* start *

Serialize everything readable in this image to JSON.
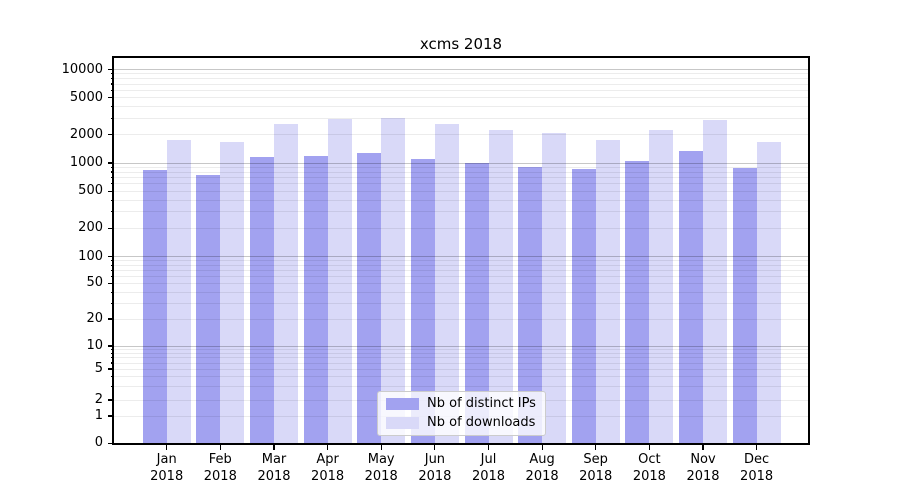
{
  "chart_data": {
    "type": "bar",
    "title": "xcms 2018",
    "categories": [
      "Jan 2018",
      "Feb 2018",
      "Mar 2018",
      "Apr 2018",
      "May 2018",
      "Jun 2018",
      "Jul 2018",
      "Aug 2018",
      "Sep 2018",
      "Oct 2018",
      "Nov 2018",
      "Dec 2018"
    ],
    "series": [
      {
        "name": "Nb of distinct IPs",
        "color": "#a2a2f0",
        "values": [
          840,
          750,
          1170,
          1190,
          1290,
          1110,
          1000,
          900,
          870,
          1050,
          1330,
          880
        ]
      },
      {
        "name": "Nb of downloads",
        "color": "#d9d9f8",
        "values": [
          1780,
          1670,
          2640,
          2930,
          3000,
          2590,
          2240,
          2120,
          1750,
          2280,
          2900,
          1660
        ]
      }
    ],
    "xlabel": "",
    "ylabel": "",
    "y_scale": "log-like scale including 0",
    "y_ticks": [
      0,
      1,
      2,
      5,
      10,
      20,
      50,
      100,
      200,
      500,
      1000,
      2000,
      5000,
      10000
    ],
    "ylim": [
      0,
      13000
    ],
    "grid": "horizontal major (decade) and minor gridlines",
    "legend_position": "lower center"
  }
}
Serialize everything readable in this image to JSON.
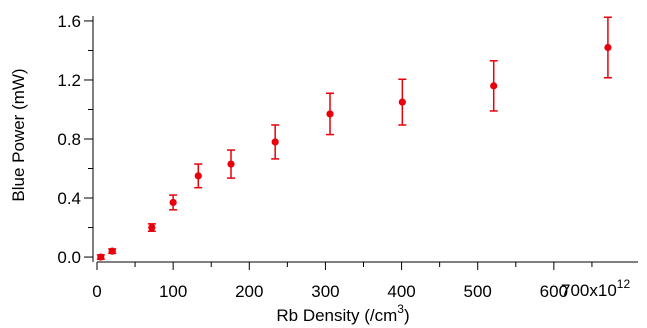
{
  "chart_data": {
    "type": "scatter",
    "xlabel": "Rb Density (/cm",
    "xlabel_sup": "3",
    "xlabel_end": ")",
    "ylabel": "Blue Power (mW)",
    "x_scale_label": "700x10",
    "x_scale_exp": "12",
    "xlim": [
      0,
      700
    ],
    "ylim": [
      -0.02,
      1.62
    ],
    "x_ticks": [
      0,
      100,
      200,
      300,
      400,
      500,
      600
    ],
    "x_tick_labels": [
      "0",
      "100",
      "200",
      "300",
      "400",
      "500",
      "600"
    ],
    "y_ticks": [
      0.0,
      0.4,
      0.8,
      1.2,
      1.6
    ],
    "y_tick_labels": [
      "0.0",
      "0.4",
      "0.8",
      "1.2",
      "1.6"
    ],
    "grid": false,
    "color": "#e8000b",
    "series": [
      {
        "x": [
          5,
          20,
          72,
          100,
          133,
          176,
          234,
          306,
          401,
          521,
          671
        ],
        "y": [
          0.0,
          0.04,
          0.2,
          0.37,
          0.55,
          0.63,
          0.78,
          0.97,
          1.05,
          1.16,
          1.42
        ],
        "err": [
          0.015,
          0.015,
          0.025,
          0.05,
          0.08,
          0.095,
          0.115,
          0.14,
          0.155,
          0.17,
          0.205
        ]
      }
    ]
  }
}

* end *

Omit the pictures, and quote the material above exactly as given.

→ **SOLUTION FOR THIS PROBLEM**
Serialize everything readable in this image to JSON.
{
  "chart_data": {
    "type": "bar",
    "title": "xcms 2018",
    "categories": [
      "Jan 2018",
      "Feb 2018",
      "Mar 2018",
      "Apr 2018",
      "May 2018",
      "Jun 2018",
      "Jul 2018",
      "Aug 2018",
      "Sep 2018",
      "Oct 2018",
      "Nov 2018",
      "Dec 2018"
    ],
    "series": [
      {
        "name": "Nb of distinct IPs",
        "color": "#a2a2f0",
        "values": [
          840,
          750,
          1170,
          1190,
          1290,
          1110,
          1000,
          900,
          870,
          1050,
          1330,
          880
        ]
      },
      {
        "name": "Nb of downloads",
        "color": "#d9d9f8",
        "values": [
          1780,
          1670,
          2640,
          2930,
          3000,
          2590,
          2240,
          2120,
          1750,
          2280,
          2900,
          1660
        ]
      }
    ],
    "xlabel": "",
    "ylabel": "",
    "y_scale": "log-like scale including 0",
    "y_ticks": [
      0,
      1,
      2,
      5,
      10,
      20,
      50,
      100,
      200,
      500,
      1000,
      2000,
      5000,
      10000
    ],
    "ylim": [
      0,
      13000
    ],
    "grid": "horizontal major (decade) and minor gridlines",
    "legend_position": "lower center"
  }
}
Serialize everything readable in this image to JSON.
{
  "chart_data": {
    "type": "scatter",
    "xlabel": "Rb Density (/cm",
    "xlabel_sup": "3",
    "xlabel_end": ")",
    "ylabel": "Blue Power (mW)",
    "x_scale_label": "700x10",
    "x_scale_exp": "12",
    "xlim": [
      0,
      700
    ],
    "ylim": [
      -0.02,
      1.62
    ],
    "x_ticks": [
      0,
      100,
      200,
      300,
      400,
      500,
      600
    ],
    "x_tick_labels": [
      "0",
      "100",
      "200",
      "300",
      "400",
      "500",
      "600"
    ],
    "y_ticks": [
      0.0,
      0.4,
      0.8,
      1.2,
      1.6
    ],
    "y_tick_labels": [
      "0.0",
      "0.4",
      "0.8",
      "1.2",
      "1.6"
    ],
    "grid": false,
    "color": "#e8000b",
    "series": [
      {
        "x": [
          5,
          20,
          72,
          100,
          133,
          176,
          234,
          306,
          401,
          521,
          671
        ],
        "y": [
          0.0,
          0.04,
          0.2,
          0.37,
          0.55,
          0.63,
          0.78,
          0.97,
          1.05,
          1.16,
          1.42
        ],
        "err": [
          0.015,
          0.015,
          0.025,
          0.05,
          0.08,
          0.095,
          0.115,
          0.14,
          0.155,
          0.17,
          0.205
        ]
      }
    ]
  }
}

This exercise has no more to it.